- _Exercise prompt_:
Pull every line of the entries that has the word "опасность".

++++ Dataset ++++

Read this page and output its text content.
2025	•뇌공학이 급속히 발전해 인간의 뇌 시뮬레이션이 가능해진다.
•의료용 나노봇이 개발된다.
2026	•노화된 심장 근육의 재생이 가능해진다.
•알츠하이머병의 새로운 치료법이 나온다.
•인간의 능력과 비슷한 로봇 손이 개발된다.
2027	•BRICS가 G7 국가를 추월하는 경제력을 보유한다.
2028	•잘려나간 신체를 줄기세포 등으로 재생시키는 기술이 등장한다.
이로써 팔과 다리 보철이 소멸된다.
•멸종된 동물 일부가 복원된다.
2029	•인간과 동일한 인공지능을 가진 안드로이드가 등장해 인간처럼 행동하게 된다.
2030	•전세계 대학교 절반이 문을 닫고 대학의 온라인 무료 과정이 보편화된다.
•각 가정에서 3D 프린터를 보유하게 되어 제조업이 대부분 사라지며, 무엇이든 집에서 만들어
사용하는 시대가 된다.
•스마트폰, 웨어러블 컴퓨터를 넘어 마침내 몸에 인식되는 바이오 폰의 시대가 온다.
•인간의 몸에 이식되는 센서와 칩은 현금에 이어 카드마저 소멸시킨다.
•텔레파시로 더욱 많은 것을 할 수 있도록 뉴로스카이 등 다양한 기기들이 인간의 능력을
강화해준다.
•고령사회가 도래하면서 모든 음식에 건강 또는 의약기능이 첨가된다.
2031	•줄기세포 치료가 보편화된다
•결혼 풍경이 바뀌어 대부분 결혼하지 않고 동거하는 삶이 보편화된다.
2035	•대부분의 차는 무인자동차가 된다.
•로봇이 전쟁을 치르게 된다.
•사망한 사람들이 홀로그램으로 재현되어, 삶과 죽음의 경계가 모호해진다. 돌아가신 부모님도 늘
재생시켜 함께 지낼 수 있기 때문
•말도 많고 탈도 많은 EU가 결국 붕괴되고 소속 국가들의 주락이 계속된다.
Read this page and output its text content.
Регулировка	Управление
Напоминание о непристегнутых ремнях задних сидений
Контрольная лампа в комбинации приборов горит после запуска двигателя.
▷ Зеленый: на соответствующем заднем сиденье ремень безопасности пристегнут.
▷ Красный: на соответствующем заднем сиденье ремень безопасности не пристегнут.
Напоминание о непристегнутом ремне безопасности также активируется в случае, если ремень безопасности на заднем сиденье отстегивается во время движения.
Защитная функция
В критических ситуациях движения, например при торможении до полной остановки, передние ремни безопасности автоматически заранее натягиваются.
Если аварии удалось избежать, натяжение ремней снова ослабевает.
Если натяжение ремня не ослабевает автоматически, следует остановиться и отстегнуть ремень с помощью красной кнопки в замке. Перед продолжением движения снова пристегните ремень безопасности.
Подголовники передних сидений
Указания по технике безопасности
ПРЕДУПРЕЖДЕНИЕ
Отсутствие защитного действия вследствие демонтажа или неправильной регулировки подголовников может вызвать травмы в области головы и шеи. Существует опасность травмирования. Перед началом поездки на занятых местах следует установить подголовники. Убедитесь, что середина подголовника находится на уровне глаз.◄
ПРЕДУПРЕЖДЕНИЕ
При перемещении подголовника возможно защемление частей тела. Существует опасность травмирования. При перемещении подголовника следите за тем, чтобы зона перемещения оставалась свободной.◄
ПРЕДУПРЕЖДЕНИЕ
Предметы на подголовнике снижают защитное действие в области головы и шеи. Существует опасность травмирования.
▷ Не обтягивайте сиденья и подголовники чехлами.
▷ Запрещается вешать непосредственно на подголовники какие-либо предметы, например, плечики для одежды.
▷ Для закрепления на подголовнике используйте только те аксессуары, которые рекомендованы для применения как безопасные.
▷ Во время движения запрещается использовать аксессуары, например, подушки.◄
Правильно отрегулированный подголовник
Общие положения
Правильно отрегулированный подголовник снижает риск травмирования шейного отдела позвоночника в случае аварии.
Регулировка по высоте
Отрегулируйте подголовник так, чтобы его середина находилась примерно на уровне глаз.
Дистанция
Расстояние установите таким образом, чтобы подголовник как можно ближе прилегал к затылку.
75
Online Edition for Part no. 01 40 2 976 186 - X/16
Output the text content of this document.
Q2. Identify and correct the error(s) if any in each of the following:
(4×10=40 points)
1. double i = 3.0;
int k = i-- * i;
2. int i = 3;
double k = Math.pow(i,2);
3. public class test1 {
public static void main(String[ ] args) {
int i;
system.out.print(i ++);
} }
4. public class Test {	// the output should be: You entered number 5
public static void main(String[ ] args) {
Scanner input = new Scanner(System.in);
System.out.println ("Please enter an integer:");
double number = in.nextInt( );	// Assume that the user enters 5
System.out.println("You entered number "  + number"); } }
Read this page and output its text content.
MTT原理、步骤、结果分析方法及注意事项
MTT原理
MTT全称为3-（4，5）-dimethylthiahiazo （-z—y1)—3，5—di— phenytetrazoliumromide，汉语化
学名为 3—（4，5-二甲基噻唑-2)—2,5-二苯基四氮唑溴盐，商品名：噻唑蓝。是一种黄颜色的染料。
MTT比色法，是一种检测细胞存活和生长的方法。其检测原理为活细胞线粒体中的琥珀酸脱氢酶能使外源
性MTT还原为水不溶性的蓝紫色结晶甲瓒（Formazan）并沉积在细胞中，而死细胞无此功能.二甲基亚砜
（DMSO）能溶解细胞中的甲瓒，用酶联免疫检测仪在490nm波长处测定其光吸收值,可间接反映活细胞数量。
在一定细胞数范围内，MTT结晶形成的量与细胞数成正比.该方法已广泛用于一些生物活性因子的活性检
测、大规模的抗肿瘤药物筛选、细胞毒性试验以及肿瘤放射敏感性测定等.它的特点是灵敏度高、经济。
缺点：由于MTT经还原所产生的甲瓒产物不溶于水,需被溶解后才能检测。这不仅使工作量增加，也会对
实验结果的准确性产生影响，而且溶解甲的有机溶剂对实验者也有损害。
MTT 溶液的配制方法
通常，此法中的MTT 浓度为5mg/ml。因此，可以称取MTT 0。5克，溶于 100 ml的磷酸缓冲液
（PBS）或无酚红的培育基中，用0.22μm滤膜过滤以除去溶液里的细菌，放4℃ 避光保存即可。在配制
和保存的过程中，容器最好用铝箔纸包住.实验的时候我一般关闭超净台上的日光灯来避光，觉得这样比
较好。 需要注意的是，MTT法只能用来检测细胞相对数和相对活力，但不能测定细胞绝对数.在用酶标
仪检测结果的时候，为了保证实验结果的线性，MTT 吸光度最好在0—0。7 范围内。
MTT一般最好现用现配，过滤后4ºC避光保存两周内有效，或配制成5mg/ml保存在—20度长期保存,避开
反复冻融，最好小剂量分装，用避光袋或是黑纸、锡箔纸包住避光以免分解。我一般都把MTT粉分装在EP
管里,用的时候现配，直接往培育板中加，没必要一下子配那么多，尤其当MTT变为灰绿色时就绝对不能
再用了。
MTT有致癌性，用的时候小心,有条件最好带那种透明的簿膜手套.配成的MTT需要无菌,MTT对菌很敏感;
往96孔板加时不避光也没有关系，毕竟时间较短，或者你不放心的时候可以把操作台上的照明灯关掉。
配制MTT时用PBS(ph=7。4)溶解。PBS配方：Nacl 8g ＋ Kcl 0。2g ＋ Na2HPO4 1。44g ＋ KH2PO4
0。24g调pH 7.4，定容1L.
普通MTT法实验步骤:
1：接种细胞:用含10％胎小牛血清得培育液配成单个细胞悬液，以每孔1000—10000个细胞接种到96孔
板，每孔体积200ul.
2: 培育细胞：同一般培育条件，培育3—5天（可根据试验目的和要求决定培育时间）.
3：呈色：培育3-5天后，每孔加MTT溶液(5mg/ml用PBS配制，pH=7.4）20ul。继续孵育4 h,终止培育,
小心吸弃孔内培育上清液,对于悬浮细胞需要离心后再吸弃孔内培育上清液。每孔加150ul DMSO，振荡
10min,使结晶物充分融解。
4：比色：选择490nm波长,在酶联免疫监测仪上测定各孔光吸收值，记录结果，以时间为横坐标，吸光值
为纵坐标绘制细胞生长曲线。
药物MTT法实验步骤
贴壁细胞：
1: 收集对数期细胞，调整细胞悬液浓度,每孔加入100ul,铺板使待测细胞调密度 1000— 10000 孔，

++++

- _Solution to this problem_:
Отсутствие защитного действия вследствие демонтажа или неправильной регулировки подголовников может вызвать травмы в области головы и шеи. Существует опасность травмирования. Перед началом поездки на занятых местах следует установить подголовники. Убедитесь, что середина подголовника находится на уровне глаз.◄
При перемещении подголовника возможно защемление частей тела. Существует опасность травмирования. При перемещении подголовника следите за тем, чтобы зона перемещения оставалась свободной.◄
Предметы на подголовнике снижают защитное действие в области головы и шеи. Существует опасность травмирования.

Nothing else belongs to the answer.